> _Work to complete_
Exactly how many lines have the word "made"? Answer with the bare number.
======== Data shown
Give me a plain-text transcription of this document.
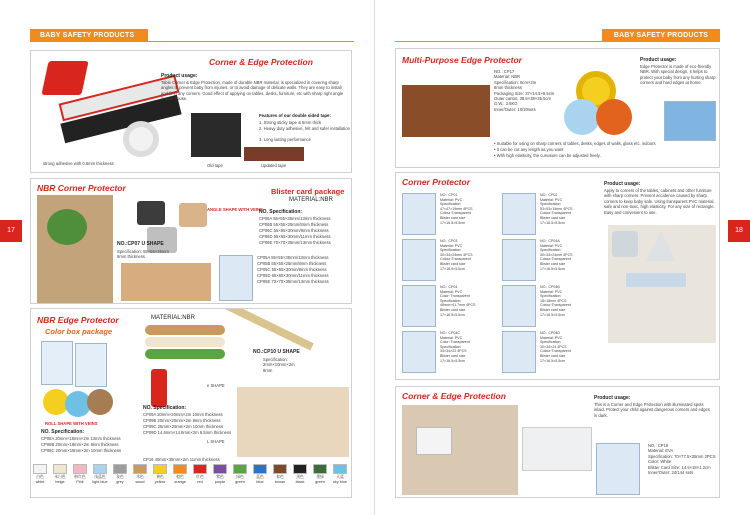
BABY SAFETY PRODUCTS
17
strong adhesive with 0.5mm thickness
Corner & Edge Protection
Product usage:
Tabie Corner & Edge Protection, made of durable NBR material, is specialized in covering sharp angles to prevent baby from injuries, or to avoid damage of delicate walls. They are easy to install and fit in any corners. Good effect of applying on tables, desks, furniture, etc with sharp right angle in your house.
Features of our double sided tape:
1. Strong sticky tape & 5mm thick
2. Heavy duty adhesive, felt and safer installation
3. Long lasting performance
Old tape	Updated tape
NBR Corner Protector	Blister card package
MATERIAL:NBR
ANGLE SHAPE WITH VEINS
NO.:CP07 U SHAPE
Specification: 55×55×35mm
8mm thickness
NO. Specification:
CP06A 55×55×35mm/13mm thickness
CP06B 55×55×25mm/8mm thickness
CP06C 55×55×30mm/8mm thickness
CP06D 65×65×30mm/11mm thickness
CP06E 70×70×35mm/13mm thickness
CP05A 55×55×35mm/13mm thickness
CP05B 55×55×25mm/8mm thickness
CP05C 55×55×30mm/8mm thickness
CP05D 65×65×30mm/11mm thickness
CP05E 70×70×35mm/13mm thickness
NBR Edge Protector
Color box package
MATERIAL:NBR
ROLL SHAPE WITH VEINS
NO. Specification:
CP08A 20mm×18mm×2m 13mm thickness
CP08B 20mm×18mm×2m 8mm thickness
CP08C 20mm×18mm×2m 10mm thickness
NO.:CP10 U SHAPE
Specification:
2mm×10mm×2m
8mm
e SHAPE
NO. Specification:
CP09A 20mm×20mm×2m 10mm thickness
CP09B 20mm×20mm×2m 8mm thickness
CP09C 25mm×25mm×2m 10mm thickness
CP09D 14.6mm×14.6mm×2m 6.5mm thickness
L SHAPE
CP16 40mm×35mm×2m 11mm thickness
白色
white
米白色
beige
粉红色
Pink
浅蓝色
light blue
灰色
grey
木色
wood
黄色
yellow
橙色
orange
红色
red
紫色
purple
绿色
green
蓝色
blue
棕色
brown
黑色
black
墨绿
green
天蓝
sky blue
BABY SAFETY PRODUCTS
18
Multi-Purpose Edge Protector
NO.: CP17
Material: NBR
Specification: 8cm×2m
8mm thickness
Packaging Size: 37×14.5×8.5cm
Outer carton: 38.5×38×35.5cm
G.W.: 3.8KG
Inner/Outer: 10/20sets
Product usage:
Edge Protector is made of eco-friendly NBR. With special design, it helps to protect your baby from any hurting sharp corners and hard edges at home.
• Suitable for using on sharp corners of tables, desks, edges of walls, glass etc. indoors
• It can be cut any length as you want
• With high elasticity, the curvature can be adjusted freely.
Corner Protector
NO.: CP01
Material: PVC
Specification:
47×47×19mm 4PCS
Colour:Transparent
Blister card size
17×16.5×5.5cm
NO.: CP02
Material: PVC
Specification:
53×53×19mm 4PCS
Colour:Transparent
Blister card size
17×16.5×5.5cm
NO.: CP03
Material: PVC
Specification:
30×34×24mm 4PCS
Colour:Transparent
Blister card size
17×16.5×5.5cm
NO.: CP04A
Material: PVC
Specification:
30×34×24mm 4PCS
Colour:Transparent
Blister card size
17×16.5×5.5cm
NO.: CP04
Material: PVC
Color: Transparent
Specification:
48mm×41.7mm 4PCS
Blister card size
17×16.5×5.5cm
NO.: CP04B
Material: PVC
Specification:
18×18mm 4PCS
Colour:Transparent
Blister card size
17×16.5×5.5cm
NO.: CP04C
Material: PVC
Color: Transparent
Specification:
34×34×22 4PCS
Blister card size
17×16.5×5.5cm
NO.: CP04D
Material: PVC
Specification:
30×34×24 4PCS
Colour:Transparent
Blister card size
17×16.5×5.5cm
Product usage:
Apply to corners of the tables, cabinets and other furniture with sharp corners. Prevent accidence caused by sharp corners to keep baby safe. Using transparent PVC material, safe and non-toxic, high elasticity. For any size of rectangle. Easy and convenient to use.
Corner & Edge Protection	Product usage:
This is a Corner and Edge Protection with illuminated spots inlaid. Protect your child against dangerous corners and edges in dark.
NO.: CP19
Material: EVA
Specification: 70×77.5×35mm 2PCS
Color: White
Blister Card Size: 14.5×18×1.2cm
Inner/Outer: 24/144 sets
================
> _Output for this task_
2